Extracted data entries:
= = = = =

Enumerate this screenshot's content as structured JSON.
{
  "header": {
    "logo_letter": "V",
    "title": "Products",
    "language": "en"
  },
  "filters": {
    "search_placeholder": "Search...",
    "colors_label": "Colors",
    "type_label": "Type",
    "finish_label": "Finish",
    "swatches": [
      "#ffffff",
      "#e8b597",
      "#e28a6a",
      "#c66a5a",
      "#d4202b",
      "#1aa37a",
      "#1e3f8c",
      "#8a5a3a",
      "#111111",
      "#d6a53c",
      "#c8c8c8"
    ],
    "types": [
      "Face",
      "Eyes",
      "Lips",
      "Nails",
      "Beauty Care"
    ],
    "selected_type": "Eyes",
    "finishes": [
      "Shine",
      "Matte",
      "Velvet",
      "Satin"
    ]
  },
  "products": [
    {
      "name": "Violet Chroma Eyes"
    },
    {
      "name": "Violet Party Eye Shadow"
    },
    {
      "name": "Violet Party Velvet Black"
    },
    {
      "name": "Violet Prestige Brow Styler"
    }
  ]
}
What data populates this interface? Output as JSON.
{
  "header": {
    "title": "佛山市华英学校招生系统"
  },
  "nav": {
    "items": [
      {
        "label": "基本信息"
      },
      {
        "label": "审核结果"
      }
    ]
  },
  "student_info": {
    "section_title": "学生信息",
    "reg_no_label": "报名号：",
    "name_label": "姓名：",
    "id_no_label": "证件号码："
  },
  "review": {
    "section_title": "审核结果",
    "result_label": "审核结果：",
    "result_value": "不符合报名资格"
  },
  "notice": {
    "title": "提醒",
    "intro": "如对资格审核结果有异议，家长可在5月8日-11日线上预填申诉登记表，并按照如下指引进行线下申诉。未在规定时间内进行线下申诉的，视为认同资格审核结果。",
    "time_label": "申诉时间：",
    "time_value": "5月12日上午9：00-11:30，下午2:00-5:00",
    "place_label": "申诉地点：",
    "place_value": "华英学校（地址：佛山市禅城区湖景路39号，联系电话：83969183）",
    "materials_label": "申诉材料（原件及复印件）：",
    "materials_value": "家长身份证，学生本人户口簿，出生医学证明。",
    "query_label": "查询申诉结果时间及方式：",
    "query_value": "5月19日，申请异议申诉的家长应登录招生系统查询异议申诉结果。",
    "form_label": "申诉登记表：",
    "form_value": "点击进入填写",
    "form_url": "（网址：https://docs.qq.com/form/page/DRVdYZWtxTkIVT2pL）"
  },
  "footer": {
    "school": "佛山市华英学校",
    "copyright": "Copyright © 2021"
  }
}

= = = = =

* _Exercise_: Exactly reproduce every line of the data above.

* _Solution for this exercise_:
Enumerate this screenshot's content as structured JSON.
{
  "header": {
    "logo_letter": "V",
    "title": "Products",
    "language": "en"
  },
  "filters": {
    "search_placeholder": "Search...",
    "colors_label": "Colors",
    "type_label": "Type",
    "finish_label": "Finish",
    "swatches": [
      "#ffffff",
      "#e8b597",
      "#e28a6a",
      "#c66a5a",
      "#d4202b",
      "#1aa37a",
      "#1e3f8c",
      "#8a5a3a",
      "#111111",
      "#d6a53c",
      "#c8c8c8"
    ],
    "types": [
      "Face",
      "Eyes",
      "Lips",
      "Nails",
      "Beauty Care"
    ],
    "selected_type": "Eyes",
    "finishes": [
      "Shine",
      "Matte",
      "Velvet",
      "Satin"
    ]
  },
  "products": [
    {
      "name": "Violet Chroma Eyes"
    },
    {
      "name": "Violet Party Eye Shadow"
    },
    {
      "name": "Violet Party Velvet Black"
    },
    {
      "name": "Violet Prestige Brow Styler"
    }
  ]
}
What data populates this interface? Output as JSON.
{
  "header": {
    "title": "佛山市华英学校招生系统"
  },
  "nav": {
    "items": [
      {
        "label": "基本信息"
      },
      {
        "label": "审核结果"
      }
    ]
  },
  "student_info": {
    "section_title": "学生信息",
    "reg_no_label": "报名号：",
    "name_label": "姓名：",
    "id_no_label": "证件号码："
  },
  "review": {
    "section_title": "审核结果",
    "result_label": "审核结果：",
    "result_value": "不符合报名资格"
  },
  "notice": {
    "title": "提醒",
    "intro": "如对资格审核结果有异议，家长可在5月8日-11日线上预填申诉登记表，并按照如下指引进行线下申诉。未在规定时间内进行线下申诉的，视为认同资格审核结果。",
    "time_label": "申诉时间：",
    "time_value": "5月12日上午9：00-11:30，下午2:00-5:00",
    "place_label": "申诉地点：",
    "place_value": "华英学校（地址：佛山市禅城区湖景路39号，联系电话：83969183）",
    "materials_label": "申诉材料（原件及复印件）：",
    "materials_value": "家长身份证，学生本人户口簿，出生医学证明。",
    "query_label": "查询申诉结果时间及方式：",
    "query_value": "5月19日，申请异议申诉的家长应登录招生系统查询异议申诉结果。",
    "form_label": "申诉登记表：",
    "form_value": "点击进入填写",
    "form_url": "（网址：https://docs.qq.com/form/page/DRVdYZWtxTkIVT2pL）"
  },
  "footer": {
    "school": "佛山市华英学校",
    "copyright": "Copyright © 2021"
  }
}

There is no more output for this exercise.